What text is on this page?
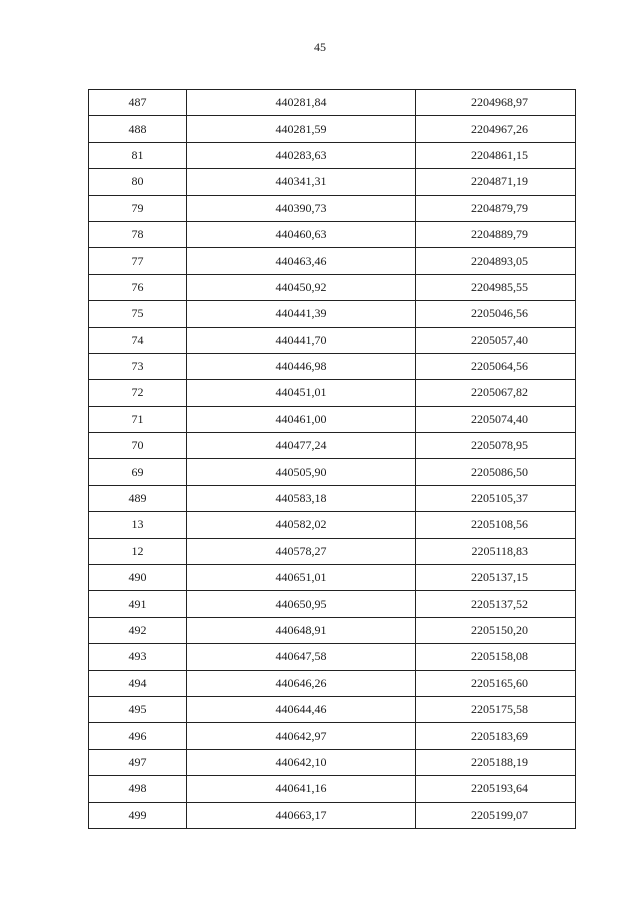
45
487	440281,84	2204968,97
488	440281,59	2204967,26
81	440283,63	2204861,15
80	440341,31	2204871,19
79	440390,73	2204879,79
78	440460,63	2204889,79
77	440463,46	2204893,05
76	440450,92	2204985,55
75	440441,39	2205046,56
74	440441,70	2205057,40
73	440446,98	2205064,56
72	440451,01	2205067,82
71	440461,00	2205074,40
70	440477,24	2205078,95
69	440505,90	2205086,50
489	440583,18	2205105,37
13	440582,02	2205108,56
12	440578,27	2205118,83
490	440651,01	2205137,15
491	440650,95	2205137,52
492	440648,91	2205150,20
493	440647,58	2205158,08
494	440646,26	2205165,60
495	440644,46	2205175,58
496	440642,97	2205183,69
497	440642,10	2205188,19
498	440641,16	2205193,64
499	440663,17	2205199,07
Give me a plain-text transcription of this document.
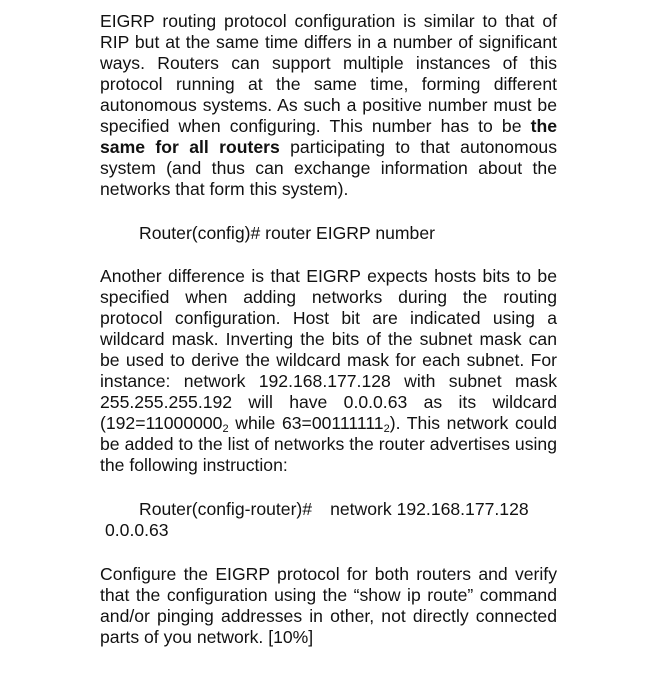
EIGRP routing protocol configuration is similar to that of RIP but at the same time differs in a number of significant ways. Routers can support multiple instances of this protocol running at the same time, forming different autonomous systems. As such a positive number must be specified when configuring. This number has to be the same for all routers participating to that autonomous system (and thus can exchange information about the networks that form this system).

Router(config)# router EIGRP number

Another difference is that EIGRP expects hosts bits to be specified when adding networks during the routing protocol configuration. Host bit are indicated using a wildcard mask. Inverting the bits of the subnet mask can be used to derive the wildcard mask for each subnet. For instance: network 192.168.177.128 with subnet mask 255.255.255.192 will have 0.0.0.63 as its wildcard ($192=11000000_2$ while $63=00111111_2$). This network could be added to the list of networks the router advertises using the following instruction:

Router(config-router)# network 192.168.177.128

0.0.0.63

Configure the EIGRP protocol for both routers and verify that the configuration using the “show ip route” command and/or pinging addresses in other, not directly connected parts of you network. [10%]
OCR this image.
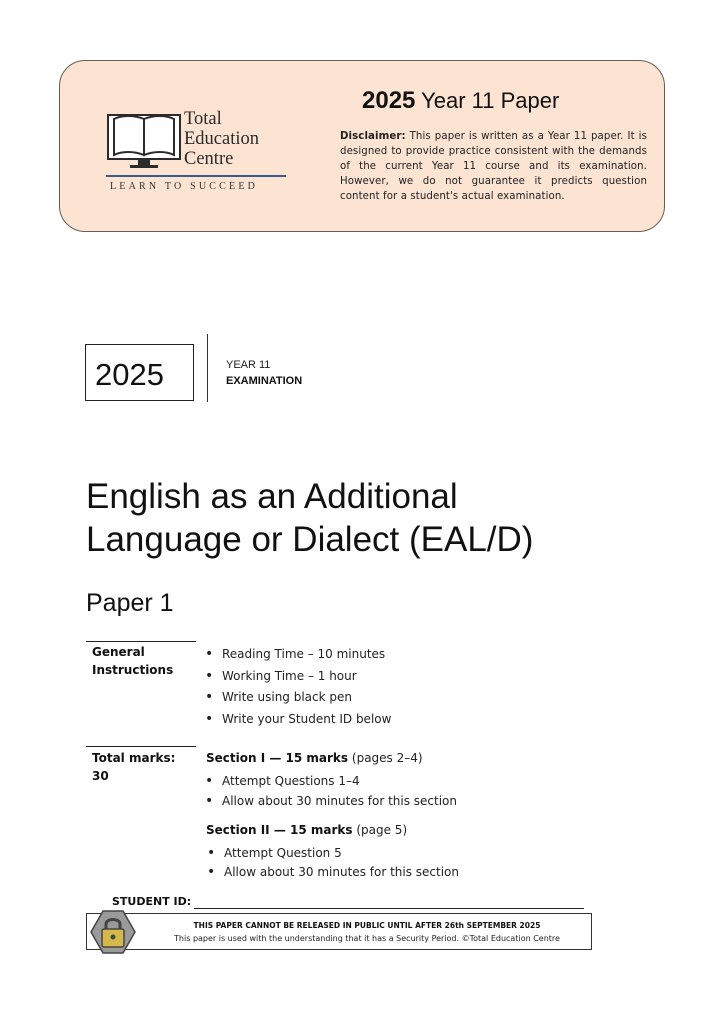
Total
Education
Centre
LEARN TO SUCCEED
2025 Year 11 Paper
Disclaimer: This paper is written as a Year 11 paper. It is designed to provide practice consistent with the demands of the current Year 11 course and its examination. However, we do not guarantee it predicts question content for a student's actual examination.
2025	YEAR 11
EXAMINATION
English as an Additional
Language or Dialect (EAL/D)
Paper 1
General
Instructions
• Reading Time – 10 minutes
• Working Time – 1 hour
• Write using black pen
• Write your Student ID below
Total marks:
30
Section I — 15 marks (pages 2–4)
• Attempt Questions 1–4
• Allow about 30 minutes for this section
Section II — 15 marks (page 5)
• Attempt Question 5
• Allow about 30 minutes for this section
STUDENT ID:
THIS PAPER CANNOT BE RELEASED IN PUBLIC UNTIL AFTER 26th SEPTEMBER 2025
This paper is used with the understanding that it has a Security Period. ©Total Education Centre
■ ■ ■ ■
### Goal:
Pull out each line holding the string "with".

### Answer to the problem:
Another difference is that EIGRP expects hosts bits to be specified when adding networks during the routing protocol configuration. Host bit are indicated using a wildcard mask. Inverting the bits of the subnet mask can be used to derive the wildcard mask for each subnet. For instance: network 192.168.177.128 with subnet mask 255.255.255.192 will have 0.0.0.63 as its wildcard ($192=11000000_2$ while $63=00111111_2$). This network could be added to the list of networks the router advertises using the following instruction:
Disclaimer: This paper is written as a Year 11 paper. It is designed to provide practice consistent with the demands of the current Year 11 course and its examination. However, we do not guarantee it predicts question content for a student's actual examination.
This paper is used with the understanding that it has a Security Period. ©Total Education Centre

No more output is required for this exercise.